* EXERCISE INSTRUCTIONS
Extract every line that includes the string "this".

--------------------

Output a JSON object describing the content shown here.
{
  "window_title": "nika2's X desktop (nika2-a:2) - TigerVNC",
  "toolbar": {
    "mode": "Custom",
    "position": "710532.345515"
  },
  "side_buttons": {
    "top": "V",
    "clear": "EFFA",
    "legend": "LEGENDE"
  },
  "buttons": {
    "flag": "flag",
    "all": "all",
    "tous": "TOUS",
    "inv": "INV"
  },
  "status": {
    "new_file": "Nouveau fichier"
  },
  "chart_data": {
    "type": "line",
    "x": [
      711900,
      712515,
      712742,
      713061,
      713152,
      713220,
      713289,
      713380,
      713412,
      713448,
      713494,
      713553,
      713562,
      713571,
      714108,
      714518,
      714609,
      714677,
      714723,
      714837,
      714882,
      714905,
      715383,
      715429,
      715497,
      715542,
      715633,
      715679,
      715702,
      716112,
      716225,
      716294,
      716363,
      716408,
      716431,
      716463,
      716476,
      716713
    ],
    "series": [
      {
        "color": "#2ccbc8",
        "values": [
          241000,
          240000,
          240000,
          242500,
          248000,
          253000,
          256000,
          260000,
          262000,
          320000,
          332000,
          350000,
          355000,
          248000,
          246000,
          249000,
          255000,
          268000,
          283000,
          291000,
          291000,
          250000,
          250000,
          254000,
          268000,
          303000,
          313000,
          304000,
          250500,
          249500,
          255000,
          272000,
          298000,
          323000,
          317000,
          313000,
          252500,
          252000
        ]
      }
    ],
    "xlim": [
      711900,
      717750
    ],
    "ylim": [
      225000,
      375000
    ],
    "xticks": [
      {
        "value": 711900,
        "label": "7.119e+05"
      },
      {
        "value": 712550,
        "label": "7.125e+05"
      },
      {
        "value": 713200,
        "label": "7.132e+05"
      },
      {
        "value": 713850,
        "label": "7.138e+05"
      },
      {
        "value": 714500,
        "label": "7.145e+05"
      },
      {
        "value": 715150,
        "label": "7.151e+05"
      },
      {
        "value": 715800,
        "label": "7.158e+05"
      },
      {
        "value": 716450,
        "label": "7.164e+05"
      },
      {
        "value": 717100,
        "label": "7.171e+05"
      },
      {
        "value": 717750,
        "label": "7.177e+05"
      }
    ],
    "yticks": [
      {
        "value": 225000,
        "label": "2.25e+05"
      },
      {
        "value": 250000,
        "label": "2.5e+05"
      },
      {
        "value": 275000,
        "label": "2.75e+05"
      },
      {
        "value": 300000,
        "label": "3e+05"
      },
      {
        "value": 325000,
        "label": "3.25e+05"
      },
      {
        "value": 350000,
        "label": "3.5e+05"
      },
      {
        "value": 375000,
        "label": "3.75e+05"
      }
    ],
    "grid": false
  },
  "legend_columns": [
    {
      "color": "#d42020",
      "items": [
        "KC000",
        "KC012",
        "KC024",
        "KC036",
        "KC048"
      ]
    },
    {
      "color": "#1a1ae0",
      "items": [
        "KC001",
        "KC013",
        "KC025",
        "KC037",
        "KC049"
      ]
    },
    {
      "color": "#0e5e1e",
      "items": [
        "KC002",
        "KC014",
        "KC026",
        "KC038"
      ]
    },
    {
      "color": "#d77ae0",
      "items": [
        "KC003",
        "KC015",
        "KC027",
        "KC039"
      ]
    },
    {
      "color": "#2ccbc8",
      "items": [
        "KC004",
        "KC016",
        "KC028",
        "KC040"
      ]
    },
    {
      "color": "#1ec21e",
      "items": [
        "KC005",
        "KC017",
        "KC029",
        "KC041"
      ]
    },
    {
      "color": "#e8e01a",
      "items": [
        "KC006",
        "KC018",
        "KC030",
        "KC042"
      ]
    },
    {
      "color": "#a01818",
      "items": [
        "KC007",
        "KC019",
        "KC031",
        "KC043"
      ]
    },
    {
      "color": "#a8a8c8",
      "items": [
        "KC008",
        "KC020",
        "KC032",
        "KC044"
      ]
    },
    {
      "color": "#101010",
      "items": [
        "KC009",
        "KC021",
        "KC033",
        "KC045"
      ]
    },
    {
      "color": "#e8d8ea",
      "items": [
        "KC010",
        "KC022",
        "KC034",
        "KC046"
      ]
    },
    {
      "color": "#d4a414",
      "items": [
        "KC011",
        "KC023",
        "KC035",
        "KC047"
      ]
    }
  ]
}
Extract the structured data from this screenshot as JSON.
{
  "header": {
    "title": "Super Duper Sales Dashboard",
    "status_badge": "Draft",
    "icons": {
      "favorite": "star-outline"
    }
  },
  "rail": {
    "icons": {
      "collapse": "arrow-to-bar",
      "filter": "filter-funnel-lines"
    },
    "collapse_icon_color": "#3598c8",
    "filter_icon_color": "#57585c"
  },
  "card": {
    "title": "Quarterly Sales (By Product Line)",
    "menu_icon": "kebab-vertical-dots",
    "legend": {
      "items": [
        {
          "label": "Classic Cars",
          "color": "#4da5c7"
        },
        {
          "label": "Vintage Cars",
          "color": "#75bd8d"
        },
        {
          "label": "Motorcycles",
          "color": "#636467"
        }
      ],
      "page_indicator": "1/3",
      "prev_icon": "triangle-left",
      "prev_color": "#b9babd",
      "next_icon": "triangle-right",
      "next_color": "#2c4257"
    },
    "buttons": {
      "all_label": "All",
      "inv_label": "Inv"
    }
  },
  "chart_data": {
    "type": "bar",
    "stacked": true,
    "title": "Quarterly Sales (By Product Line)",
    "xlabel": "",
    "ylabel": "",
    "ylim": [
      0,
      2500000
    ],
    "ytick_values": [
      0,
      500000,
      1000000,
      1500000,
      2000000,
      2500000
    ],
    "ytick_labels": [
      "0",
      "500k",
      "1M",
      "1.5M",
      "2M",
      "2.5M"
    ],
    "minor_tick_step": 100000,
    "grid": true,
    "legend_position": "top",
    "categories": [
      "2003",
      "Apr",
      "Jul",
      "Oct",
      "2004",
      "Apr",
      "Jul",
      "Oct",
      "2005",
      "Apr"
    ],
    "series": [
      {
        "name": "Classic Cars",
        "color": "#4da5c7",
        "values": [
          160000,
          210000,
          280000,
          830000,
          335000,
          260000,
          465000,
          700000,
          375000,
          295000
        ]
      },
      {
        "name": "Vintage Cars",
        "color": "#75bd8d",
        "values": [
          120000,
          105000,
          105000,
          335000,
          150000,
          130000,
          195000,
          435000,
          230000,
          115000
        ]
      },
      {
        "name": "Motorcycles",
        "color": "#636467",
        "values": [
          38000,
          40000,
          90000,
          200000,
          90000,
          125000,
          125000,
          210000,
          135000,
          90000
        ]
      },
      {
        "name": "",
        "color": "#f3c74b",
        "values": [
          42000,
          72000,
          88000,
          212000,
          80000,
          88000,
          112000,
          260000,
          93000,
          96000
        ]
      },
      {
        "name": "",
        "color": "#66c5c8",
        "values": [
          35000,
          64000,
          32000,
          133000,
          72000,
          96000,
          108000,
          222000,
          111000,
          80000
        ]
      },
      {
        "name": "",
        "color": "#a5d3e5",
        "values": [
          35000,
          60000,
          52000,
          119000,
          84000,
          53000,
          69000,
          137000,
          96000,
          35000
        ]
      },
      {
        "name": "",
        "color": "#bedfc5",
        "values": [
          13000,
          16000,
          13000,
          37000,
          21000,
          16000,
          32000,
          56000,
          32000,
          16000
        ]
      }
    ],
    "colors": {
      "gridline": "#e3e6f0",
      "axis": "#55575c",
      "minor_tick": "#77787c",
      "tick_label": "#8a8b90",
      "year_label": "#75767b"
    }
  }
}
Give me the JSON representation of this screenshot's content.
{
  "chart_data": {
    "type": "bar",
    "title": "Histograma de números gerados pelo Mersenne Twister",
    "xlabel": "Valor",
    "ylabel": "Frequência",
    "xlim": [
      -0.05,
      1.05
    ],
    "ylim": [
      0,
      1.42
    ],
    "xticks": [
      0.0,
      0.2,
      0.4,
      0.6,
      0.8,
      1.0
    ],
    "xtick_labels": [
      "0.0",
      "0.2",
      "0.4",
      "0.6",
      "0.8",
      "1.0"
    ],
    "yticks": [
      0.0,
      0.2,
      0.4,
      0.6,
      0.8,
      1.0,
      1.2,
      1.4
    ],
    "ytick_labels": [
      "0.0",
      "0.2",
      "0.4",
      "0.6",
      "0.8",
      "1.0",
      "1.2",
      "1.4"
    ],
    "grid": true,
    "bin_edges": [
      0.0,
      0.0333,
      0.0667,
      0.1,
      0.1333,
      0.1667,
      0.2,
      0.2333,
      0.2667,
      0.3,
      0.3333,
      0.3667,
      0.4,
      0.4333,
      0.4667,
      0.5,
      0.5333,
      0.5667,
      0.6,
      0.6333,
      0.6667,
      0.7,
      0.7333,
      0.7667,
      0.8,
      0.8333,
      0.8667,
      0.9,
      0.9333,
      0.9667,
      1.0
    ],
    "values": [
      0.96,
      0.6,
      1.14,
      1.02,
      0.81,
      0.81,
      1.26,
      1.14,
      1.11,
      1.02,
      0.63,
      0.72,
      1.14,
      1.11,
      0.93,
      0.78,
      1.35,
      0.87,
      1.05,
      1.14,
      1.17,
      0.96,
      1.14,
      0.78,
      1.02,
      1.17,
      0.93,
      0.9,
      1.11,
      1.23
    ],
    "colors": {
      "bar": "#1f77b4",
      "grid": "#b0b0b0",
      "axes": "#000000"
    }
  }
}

--------------------

* FINISHED TASK
Extract the structured data from this screenshot as JSON.
Give me the JSON representation of this screenshot's content.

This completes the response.